→ Provided passage:
★ ★ ★ ★ ★

The voluntary arbitrator’s interpretation of the provisions
of the CBA concerning the coverage of the “union-shop” clause is at war with
the spirit and the rationale why the Labor Code itself allows the existence of
such provision.
The Supreme Court in the case of Manila Mandarin Employees
Union vs. NLRC (G.R. No. 76989, September 29, 1987) rule, to quote:
“This Court has held
that a valid form of union security, and such a provision in a collective
bargaining agreement is not a restriction of the right of freedom of
association guaranteed by the Constitution.
A closed-shop agreement is an agreement whereby an employer
binds himself to hire only members of the contracting union who must continue
to remain members in good standing to keep their jobs. It is “THE MOST PRIZED ACHIEVEMENT OF
UNIONISM.” IT ADDS MEMBERSHIP AND
COMPULSORY DUES. By holding out to
loyal members a promise of employment in the closed-shop, it wields group solidarity.”
(Emphasis supplied)
Hence, the voluntary arbitrator erred in construing the CBA
literally at the expense of industrial peace in the company.
With the foregoing ruling from this Court, necessarily, the
alternative prayer of the petitioner to require the individual respondents to
become members or if they refuse, for this Court to direct respondent BPI to
dismiss them, follows.[15]
Hence,
petitioner’s present recourse, raising the following issues:
WHETHER OR NOT THE COURT
OF APPEALS GRAVELY ERRED IN RULING THAT THE FORMER FEBTC EMPLOYEES SHOULD BE
CONSIDERED ‘NEW’ EMPLOYEES OF BPI FOR PURPOSES OF APPLYING THE UNION SHOP
CLAUSE OF THE CBA
WHETHER OR NOT THE COURT
OF APPEALS GRAVELY ERRED IN FINDING THAT THE VOLUNTARY ARBITRATOR’S
INTERPRETATION OF THE COVERAGE OF THE UNION SHOP CLAUSE IS “AT WAR WITH THE
SPIRIT AND THE RATIONALE WHY THE LABOR CODE ITSELF ALLOWS THE EXISTENCE OF SUCH
PROVISION”[16]
In essence, the sole issue in this
case is whether or not the former FEBTC employees that were absorbed by
petitioner upon the merger between FEBTC and BPI should be covered by the Union
Shop Clause found in the existing CBA between petitioner and respondent Union.
Petitioner
is of the position that the former FEBTC employees are not new employees of BPI
for purposes of applying the Union Shop Clause of the CBA, on this note,
petitioner points to Section 2, Article II of the CBA, which provides:
New employees falling within the
bargaining unit as defined in Article I of this Agreement, who may hereafter be regularly employed by
the Bank shall, within thirty (30)
days after they become regular employees, join the Union as a condition of their continued employment. It is understood that membership in good
standing in the Union is a condition of their continued employment with the
Bank.[17]
(Emphases supplied.)
Petitioner argues that the term “new employees” in the Union
Shop Clause of the CBA is qualified by the phrases “who may hereafter be
regularly employed” and “after they become regular employees” which led
petitioner to conclude that the “new employees” referred to in, and
contemplated by, the Union Shop Clause of the CBA were only those employees who
were “new” to BPI, on account of having been hired initially on a temporary or
probationary status for possible regular employment at some future date. BPI argues that the FEBTC employees absorbed
by BPI cannot be considered as “new employees” of BPI for purposes of applying
the Union Shop Clause of the CBA.[18]
According to petitioner, the contrary interpretation made by
the Court of Appeals of this particular CBA provision ignores, or even defies,
what petitioner assumes as its clear meaning and scope which allegedly
contradicts the Court’s strict and restrictive enforcement of union security
agreements.

★ ★ ★ ★ ★

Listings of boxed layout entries
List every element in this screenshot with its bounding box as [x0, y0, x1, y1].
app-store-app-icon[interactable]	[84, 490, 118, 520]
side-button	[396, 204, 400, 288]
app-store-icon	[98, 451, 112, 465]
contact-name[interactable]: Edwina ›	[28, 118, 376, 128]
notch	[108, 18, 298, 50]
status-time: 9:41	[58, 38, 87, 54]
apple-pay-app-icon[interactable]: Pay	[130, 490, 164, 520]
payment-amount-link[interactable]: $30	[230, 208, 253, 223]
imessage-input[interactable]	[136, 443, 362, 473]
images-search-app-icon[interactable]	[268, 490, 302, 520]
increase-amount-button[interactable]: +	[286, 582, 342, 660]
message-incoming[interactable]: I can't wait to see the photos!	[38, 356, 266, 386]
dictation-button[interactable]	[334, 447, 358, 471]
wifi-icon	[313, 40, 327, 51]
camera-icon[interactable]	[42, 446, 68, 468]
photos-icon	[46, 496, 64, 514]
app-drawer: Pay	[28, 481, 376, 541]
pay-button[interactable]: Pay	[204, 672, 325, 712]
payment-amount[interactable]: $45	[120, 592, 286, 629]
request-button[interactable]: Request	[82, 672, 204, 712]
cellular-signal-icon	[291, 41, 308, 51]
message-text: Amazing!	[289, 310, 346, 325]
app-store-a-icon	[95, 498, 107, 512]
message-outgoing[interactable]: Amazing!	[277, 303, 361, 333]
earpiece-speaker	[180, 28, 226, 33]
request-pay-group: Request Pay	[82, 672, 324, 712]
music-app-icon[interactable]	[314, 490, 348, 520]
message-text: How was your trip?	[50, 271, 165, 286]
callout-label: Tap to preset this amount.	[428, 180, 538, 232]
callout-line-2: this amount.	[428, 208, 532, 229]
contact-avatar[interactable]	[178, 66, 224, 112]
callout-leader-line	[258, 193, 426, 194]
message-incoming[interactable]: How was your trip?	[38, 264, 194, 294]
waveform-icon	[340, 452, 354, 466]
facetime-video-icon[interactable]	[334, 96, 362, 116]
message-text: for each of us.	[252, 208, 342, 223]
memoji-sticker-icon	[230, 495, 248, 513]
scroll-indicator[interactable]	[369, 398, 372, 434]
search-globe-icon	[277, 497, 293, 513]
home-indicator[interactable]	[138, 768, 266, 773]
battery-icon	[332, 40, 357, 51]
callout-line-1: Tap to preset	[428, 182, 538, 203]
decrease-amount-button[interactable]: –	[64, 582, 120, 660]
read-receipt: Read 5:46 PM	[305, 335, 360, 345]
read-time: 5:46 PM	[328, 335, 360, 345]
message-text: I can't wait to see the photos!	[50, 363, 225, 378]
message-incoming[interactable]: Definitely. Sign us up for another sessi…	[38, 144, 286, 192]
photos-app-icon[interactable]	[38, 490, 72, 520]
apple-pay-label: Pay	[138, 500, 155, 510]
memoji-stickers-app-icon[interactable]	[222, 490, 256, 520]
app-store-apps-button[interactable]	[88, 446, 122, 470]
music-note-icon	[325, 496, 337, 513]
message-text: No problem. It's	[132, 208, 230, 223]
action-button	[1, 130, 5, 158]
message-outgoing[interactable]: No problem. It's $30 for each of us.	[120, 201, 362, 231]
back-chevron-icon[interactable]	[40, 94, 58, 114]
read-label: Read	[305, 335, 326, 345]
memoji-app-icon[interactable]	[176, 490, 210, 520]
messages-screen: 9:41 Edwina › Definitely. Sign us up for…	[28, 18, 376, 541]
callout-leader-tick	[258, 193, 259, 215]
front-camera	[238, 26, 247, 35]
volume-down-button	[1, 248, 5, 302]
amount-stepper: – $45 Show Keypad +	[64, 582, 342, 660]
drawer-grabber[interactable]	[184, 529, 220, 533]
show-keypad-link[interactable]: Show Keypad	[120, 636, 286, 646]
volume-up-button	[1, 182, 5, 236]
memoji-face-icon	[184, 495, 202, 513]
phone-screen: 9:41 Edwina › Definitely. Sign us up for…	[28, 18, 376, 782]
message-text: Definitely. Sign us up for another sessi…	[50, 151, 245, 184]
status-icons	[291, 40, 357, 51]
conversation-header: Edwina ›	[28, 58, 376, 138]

★ ★ ★ ★ ★

→ Work to complete: Reproduce the stretch of the union-shop ruling from "The Supreme Court" through "by the Constitution.", copying it word for word.

→ Response to the exercise:
The Supreme Court in the case of Manila Mandarin Employees
Union vs. NLRC (G.R. No. 76989, September 29, 1987) rule, to quote:
“This Court has held
that a valid form of union security, and such a provision in a collective
bargaining agreement is not a restriction of the right of freedom of
association guaranteed by the Constitution.